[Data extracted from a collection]
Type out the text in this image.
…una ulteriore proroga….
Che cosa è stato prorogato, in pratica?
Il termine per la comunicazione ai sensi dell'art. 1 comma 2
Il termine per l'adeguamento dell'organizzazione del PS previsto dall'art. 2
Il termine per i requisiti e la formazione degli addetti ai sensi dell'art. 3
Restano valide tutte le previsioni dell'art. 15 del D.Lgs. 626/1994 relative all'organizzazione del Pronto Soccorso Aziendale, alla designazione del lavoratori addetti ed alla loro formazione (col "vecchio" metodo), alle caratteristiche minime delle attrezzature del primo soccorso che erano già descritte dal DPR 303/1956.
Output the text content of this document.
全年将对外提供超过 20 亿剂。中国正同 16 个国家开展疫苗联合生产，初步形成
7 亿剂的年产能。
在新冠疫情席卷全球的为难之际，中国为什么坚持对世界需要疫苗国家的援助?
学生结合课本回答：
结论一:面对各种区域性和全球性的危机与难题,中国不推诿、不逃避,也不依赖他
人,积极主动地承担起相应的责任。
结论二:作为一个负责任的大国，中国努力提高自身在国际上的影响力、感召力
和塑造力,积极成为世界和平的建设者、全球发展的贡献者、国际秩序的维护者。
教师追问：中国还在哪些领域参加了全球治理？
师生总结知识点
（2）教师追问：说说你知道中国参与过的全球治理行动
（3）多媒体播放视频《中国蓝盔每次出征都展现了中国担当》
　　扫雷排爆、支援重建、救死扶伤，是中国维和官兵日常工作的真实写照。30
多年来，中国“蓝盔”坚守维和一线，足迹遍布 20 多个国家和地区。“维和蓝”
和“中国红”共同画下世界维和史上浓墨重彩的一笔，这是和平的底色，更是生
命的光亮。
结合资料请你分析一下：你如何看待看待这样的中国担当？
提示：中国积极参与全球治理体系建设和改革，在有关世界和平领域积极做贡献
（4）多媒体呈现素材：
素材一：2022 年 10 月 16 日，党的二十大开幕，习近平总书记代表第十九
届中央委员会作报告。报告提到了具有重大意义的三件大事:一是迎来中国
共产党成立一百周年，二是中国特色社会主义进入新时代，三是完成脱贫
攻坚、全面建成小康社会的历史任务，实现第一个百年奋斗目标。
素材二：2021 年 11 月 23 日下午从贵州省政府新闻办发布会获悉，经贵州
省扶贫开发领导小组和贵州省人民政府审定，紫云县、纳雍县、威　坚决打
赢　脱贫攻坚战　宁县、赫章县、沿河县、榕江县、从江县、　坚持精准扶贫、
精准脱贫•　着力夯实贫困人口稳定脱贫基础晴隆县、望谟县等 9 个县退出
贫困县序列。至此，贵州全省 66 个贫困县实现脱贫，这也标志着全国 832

■ **Direction**
From the data, list each line in which the string "this" appears.

■ **Written reply**
Type out the text in this image.
Output the text content of this document.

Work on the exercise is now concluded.